§ Work to do
Below are entries. Pull out all lines containing "warning".

§ Listed entries

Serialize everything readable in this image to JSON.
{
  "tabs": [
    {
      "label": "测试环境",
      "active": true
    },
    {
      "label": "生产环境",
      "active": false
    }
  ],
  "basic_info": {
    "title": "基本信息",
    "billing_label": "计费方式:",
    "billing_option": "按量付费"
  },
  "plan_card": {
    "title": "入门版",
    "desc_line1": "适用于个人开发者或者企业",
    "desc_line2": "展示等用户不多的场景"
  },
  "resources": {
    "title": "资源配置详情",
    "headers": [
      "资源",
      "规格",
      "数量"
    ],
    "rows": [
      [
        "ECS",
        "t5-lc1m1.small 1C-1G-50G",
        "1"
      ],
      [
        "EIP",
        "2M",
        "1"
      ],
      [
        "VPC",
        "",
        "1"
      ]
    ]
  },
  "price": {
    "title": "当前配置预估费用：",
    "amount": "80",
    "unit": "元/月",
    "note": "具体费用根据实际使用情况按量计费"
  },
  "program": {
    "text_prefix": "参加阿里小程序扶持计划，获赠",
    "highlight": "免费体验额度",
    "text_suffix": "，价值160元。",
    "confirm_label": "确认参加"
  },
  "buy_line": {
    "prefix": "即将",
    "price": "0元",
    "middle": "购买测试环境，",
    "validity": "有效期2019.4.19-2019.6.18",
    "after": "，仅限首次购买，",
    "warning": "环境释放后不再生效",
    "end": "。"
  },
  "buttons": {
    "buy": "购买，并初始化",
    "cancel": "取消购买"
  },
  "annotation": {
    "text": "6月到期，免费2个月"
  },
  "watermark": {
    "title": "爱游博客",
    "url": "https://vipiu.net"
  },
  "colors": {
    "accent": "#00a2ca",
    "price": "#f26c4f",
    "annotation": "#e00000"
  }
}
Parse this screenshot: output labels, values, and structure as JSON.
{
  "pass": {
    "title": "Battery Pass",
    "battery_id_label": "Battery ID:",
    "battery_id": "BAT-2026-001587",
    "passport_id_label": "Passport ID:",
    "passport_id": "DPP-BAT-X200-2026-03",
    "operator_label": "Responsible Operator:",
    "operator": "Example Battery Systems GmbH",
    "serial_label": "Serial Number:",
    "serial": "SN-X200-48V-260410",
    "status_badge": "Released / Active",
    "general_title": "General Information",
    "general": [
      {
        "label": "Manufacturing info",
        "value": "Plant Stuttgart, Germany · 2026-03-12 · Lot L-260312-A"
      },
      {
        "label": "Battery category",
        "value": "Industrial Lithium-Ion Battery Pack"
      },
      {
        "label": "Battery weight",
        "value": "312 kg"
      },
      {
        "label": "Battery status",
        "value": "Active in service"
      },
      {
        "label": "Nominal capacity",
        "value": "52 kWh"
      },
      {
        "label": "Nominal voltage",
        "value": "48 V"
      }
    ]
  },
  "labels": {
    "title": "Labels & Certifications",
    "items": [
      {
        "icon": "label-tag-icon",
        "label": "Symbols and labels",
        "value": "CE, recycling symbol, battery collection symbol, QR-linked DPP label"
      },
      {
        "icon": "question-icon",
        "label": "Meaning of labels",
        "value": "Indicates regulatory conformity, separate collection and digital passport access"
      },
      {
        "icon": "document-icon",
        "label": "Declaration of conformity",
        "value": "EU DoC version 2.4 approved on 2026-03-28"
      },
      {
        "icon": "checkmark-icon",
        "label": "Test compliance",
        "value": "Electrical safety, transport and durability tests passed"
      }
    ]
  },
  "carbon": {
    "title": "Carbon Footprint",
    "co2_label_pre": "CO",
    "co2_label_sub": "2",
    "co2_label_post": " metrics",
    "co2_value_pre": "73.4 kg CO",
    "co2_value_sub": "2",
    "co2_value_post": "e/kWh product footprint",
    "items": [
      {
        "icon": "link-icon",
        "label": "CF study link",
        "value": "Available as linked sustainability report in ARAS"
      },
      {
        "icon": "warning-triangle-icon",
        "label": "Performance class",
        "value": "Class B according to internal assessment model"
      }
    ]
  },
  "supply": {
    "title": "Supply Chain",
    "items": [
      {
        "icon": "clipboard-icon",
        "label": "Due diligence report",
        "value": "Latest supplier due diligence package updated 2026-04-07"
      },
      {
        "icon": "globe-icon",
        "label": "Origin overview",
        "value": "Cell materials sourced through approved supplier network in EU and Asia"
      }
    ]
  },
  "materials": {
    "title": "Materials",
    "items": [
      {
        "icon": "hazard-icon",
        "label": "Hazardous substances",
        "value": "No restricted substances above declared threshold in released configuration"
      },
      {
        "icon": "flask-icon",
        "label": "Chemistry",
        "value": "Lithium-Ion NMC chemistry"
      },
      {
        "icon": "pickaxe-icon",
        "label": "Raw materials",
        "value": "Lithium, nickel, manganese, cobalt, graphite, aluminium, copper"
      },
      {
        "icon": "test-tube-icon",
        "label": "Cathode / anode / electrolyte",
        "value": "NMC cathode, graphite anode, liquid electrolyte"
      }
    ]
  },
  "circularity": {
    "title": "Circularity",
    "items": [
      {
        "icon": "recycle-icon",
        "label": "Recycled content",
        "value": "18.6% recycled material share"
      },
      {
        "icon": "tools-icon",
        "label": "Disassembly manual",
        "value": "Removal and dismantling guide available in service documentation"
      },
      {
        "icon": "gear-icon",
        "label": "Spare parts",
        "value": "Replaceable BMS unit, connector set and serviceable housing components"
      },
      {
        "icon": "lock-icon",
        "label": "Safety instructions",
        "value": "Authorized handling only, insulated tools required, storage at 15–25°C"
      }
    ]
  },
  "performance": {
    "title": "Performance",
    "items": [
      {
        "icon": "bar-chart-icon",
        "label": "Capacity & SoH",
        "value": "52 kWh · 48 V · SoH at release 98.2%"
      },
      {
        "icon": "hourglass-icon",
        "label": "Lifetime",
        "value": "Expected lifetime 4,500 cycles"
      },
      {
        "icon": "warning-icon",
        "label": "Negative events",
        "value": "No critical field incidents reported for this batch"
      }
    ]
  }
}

§ The solution
    "warning": "环境释放后不再生效",
        "icon": "warning-triangle-icon",
        "icon": "warning-icon",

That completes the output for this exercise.